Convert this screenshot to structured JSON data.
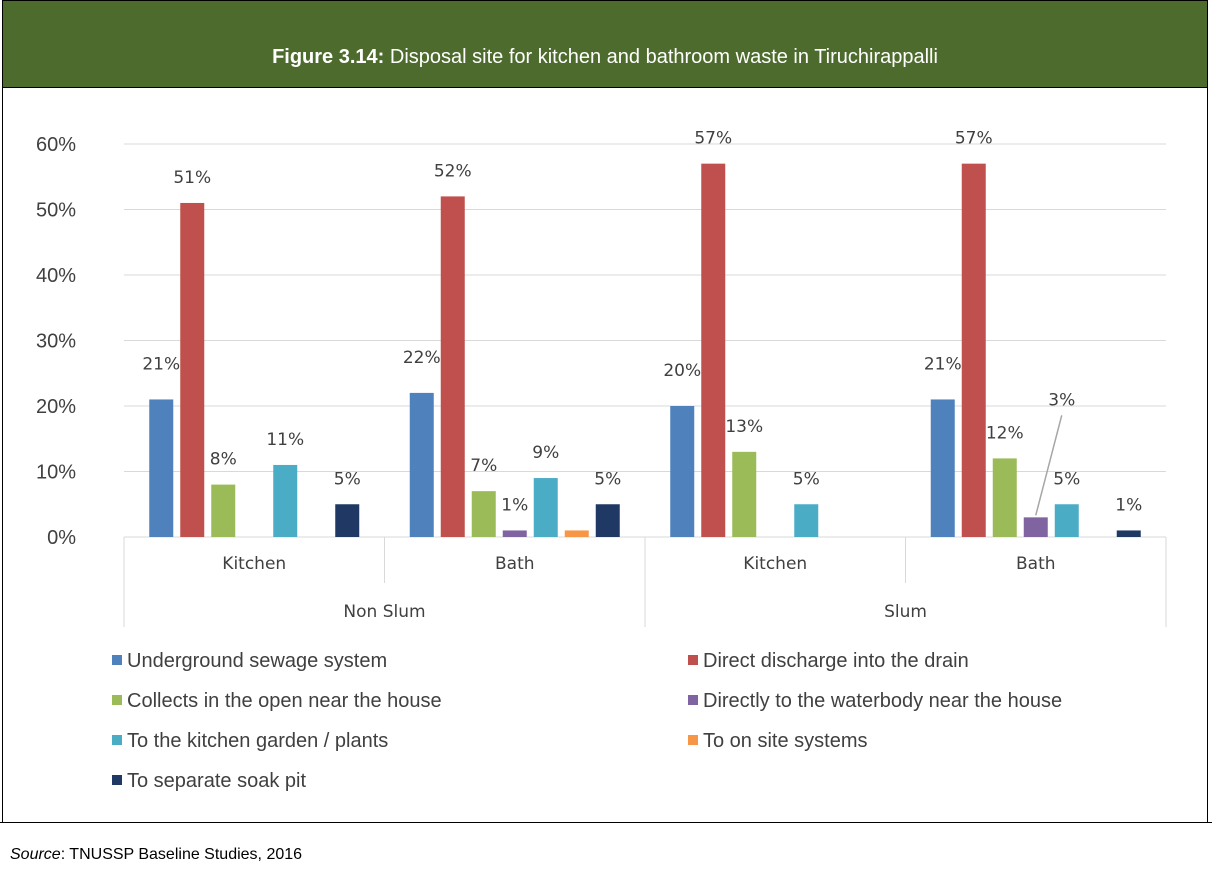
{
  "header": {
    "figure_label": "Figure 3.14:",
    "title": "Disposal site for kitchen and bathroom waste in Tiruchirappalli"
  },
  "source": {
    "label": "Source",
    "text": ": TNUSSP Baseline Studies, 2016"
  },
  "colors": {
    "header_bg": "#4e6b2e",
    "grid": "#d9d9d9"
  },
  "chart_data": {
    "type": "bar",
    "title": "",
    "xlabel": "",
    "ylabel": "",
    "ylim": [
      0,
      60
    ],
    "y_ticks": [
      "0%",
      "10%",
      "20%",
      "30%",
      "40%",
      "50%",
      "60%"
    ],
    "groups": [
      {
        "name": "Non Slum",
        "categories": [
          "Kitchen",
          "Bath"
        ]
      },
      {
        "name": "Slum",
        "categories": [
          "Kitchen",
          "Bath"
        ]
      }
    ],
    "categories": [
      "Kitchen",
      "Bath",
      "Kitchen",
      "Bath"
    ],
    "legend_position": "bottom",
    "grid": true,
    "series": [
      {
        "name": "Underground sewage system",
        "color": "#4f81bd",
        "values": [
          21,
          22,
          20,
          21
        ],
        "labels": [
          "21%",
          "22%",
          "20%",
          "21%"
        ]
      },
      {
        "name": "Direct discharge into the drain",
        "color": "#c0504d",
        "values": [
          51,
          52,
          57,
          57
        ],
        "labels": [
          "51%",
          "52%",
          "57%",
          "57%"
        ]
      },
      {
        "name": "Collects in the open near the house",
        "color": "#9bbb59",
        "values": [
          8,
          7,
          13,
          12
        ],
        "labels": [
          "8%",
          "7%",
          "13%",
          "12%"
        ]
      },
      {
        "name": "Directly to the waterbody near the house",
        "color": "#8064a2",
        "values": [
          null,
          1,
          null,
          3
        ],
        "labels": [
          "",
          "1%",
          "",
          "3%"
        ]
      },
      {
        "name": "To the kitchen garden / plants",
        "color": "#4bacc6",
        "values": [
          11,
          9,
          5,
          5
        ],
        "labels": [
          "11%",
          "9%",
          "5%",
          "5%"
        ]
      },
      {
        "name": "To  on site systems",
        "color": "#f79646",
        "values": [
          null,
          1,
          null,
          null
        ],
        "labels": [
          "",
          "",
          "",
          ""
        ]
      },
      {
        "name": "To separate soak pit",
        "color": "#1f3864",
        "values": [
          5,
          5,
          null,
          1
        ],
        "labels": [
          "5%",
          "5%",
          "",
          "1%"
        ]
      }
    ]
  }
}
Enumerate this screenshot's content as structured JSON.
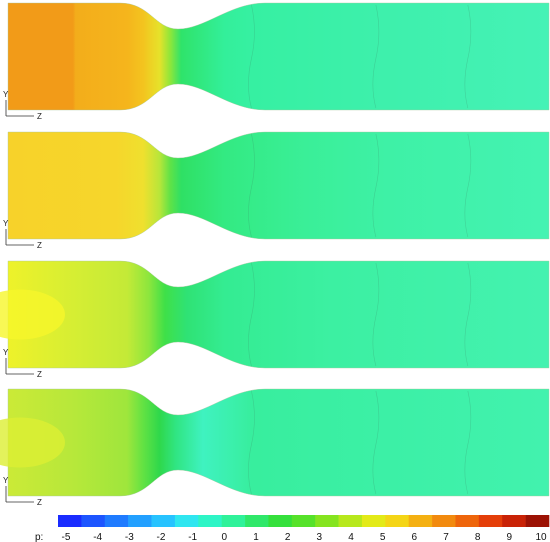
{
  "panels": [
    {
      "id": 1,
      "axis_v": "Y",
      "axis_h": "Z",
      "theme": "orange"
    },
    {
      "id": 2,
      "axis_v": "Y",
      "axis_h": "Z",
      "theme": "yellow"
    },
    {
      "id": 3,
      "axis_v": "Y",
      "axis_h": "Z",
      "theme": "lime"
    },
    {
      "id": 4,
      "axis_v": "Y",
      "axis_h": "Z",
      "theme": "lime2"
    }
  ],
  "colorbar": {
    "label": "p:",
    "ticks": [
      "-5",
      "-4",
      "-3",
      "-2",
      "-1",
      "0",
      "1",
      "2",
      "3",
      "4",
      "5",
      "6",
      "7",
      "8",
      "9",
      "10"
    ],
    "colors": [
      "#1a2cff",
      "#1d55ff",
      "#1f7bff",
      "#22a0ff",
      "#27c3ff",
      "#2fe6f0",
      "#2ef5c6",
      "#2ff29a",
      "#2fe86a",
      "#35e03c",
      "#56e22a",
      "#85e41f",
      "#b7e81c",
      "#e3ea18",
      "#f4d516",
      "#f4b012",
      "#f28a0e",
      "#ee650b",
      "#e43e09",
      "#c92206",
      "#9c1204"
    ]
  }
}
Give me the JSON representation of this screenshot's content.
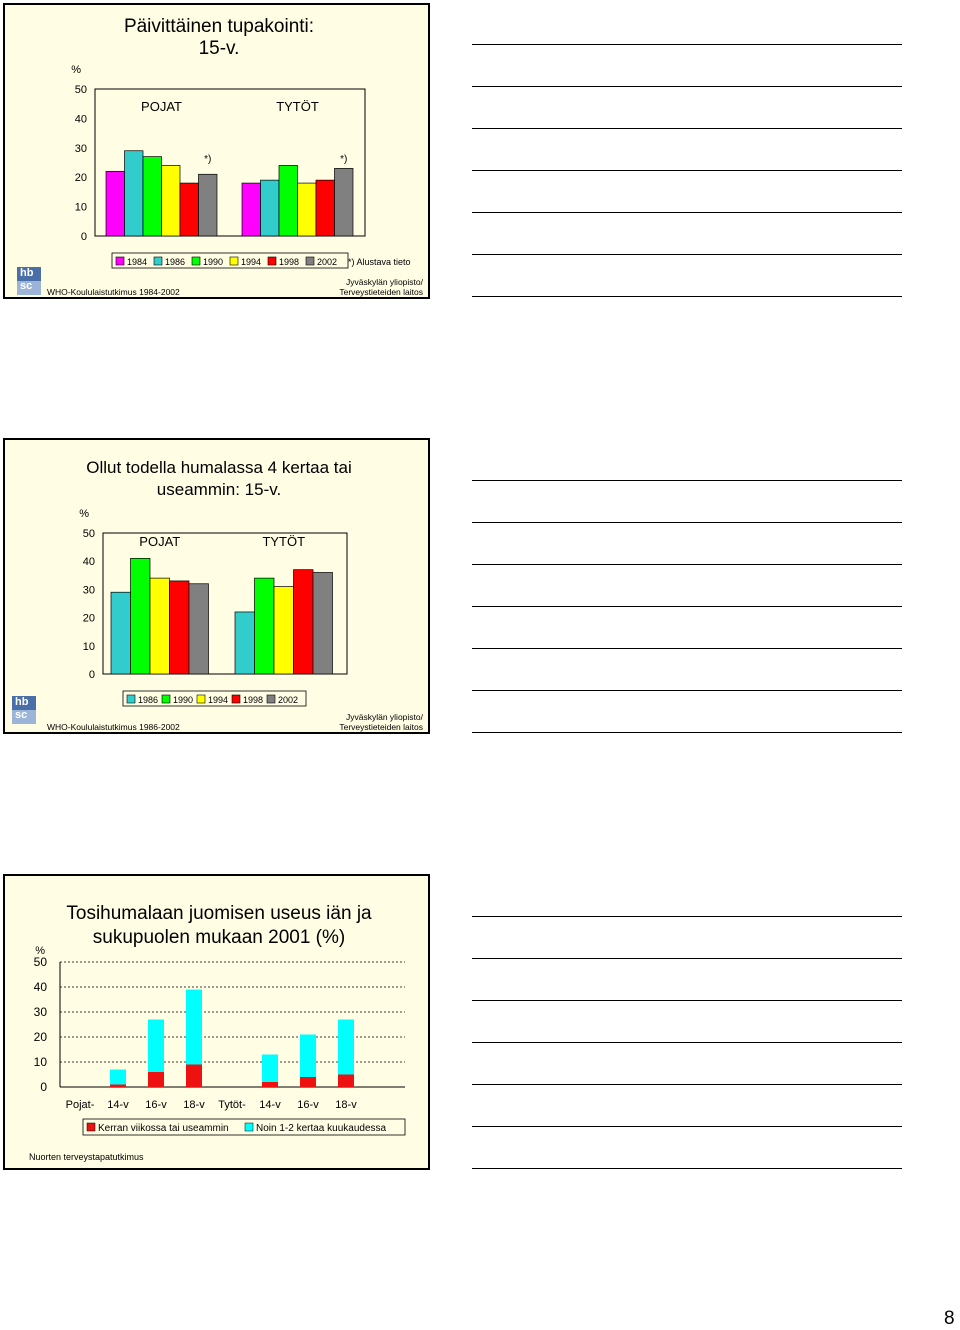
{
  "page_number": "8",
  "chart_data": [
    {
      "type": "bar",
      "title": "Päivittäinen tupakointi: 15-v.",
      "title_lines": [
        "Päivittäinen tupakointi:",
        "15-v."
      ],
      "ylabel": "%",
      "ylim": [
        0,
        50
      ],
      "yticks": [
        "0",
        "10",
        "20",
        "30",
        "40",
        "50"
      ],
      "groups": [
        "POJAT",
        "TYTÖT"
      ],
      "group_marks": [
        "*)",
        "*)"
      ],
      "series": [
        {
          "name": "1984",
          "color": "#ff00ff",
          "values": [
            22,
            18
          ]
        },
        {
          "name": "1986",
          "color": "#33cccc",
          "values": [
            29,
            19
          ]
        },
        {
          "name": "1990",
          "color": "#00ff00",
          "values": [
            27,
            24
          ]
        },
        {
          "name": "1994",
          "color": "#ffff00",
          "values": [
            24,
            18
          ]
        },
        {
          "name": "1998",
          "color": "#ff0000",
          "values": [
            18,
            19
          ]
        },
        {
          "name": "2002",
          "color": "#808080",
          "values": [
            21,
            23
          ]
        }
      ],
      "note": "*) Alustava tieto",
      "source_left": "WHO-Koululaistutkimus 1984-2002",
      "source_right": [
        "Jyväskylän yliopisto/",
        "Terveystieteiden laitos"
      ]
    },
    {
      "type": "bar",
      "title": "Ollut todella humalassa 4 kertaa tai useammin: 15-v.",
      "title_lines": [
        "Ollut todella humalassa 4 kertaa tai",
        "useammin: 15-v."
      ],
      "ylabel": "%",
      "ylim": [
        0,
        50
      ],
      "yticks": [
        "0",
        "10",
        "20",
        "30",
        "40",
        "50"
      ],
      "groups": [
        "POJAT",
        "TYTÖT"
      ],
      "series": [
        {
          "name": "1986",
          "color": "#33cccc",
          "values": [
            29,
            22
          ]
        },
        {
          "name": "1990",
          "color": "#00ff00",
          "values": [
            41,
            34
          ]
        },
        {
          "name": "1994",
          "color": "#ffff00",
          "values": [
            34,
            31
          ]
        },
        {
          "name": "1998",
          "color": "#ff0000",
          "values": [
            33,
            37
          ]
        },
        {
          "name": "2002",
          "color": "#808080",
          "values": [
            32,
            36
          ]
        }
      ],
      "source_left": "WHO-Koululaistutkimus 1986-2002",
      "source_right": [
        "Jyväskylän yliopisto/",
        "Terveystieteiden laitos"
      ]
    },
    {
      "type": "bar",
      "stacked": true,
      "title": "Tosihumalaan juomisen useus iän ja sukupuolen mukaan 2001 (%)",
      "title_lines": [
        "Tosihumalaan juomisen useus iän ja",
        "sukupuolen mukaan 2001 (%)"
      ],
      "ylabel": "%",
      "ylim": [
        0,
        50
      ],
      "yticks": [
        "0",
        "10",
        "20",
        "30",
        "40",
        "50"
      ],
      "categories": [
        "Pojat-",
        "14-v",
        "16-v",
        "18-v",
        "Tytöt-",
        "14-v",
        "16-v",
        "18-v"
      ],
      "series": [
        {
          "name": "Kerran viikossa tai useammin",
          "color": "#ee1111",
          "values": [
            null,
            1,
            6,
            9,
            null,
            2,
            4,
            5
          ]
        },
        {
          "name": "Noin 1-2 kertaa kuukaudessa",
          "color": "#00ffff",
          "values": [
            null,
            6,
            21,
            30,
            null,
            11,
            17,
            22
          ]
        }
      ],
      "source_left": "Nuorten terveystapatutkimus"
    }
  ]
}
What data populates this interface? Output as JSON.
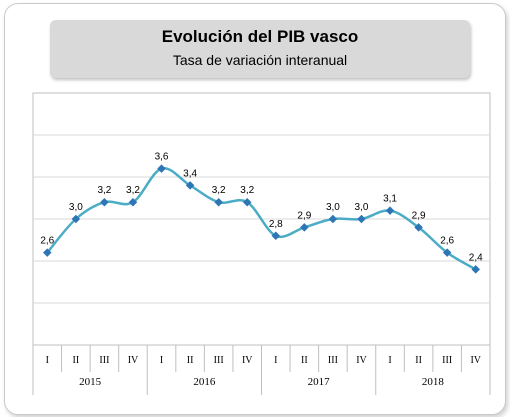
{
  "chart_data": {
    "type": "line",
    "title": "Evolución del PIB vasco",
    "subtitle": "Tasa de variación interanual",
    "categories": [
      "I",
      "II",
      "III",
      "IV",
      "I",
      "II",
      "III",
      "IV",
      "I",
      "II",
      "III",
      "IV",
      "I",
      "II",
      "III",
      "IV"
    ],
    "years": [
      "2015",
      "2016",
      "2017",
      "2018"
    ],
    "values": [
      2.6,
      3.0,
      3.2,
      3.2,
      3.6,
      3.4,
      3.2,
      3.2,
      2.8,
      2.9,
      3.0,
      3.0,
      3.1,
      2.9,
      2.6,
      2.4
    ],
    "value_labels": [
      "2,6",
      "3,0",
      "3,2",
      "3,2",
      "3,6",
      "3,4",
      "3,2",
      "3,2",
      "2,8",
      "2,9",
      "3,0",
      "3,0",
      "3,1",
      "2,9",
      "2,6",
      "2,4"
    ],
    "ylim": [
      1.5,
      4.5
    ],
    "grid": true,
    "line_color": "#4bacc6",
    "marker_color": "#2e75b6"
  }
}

Do this: Gather each line holding the string "screenshot".

Output below:
Convert this screenshot to structured JSON data.
Enumerate this screenshot's content as structured JSON.
Give me the JSON representation of this screenshot's content.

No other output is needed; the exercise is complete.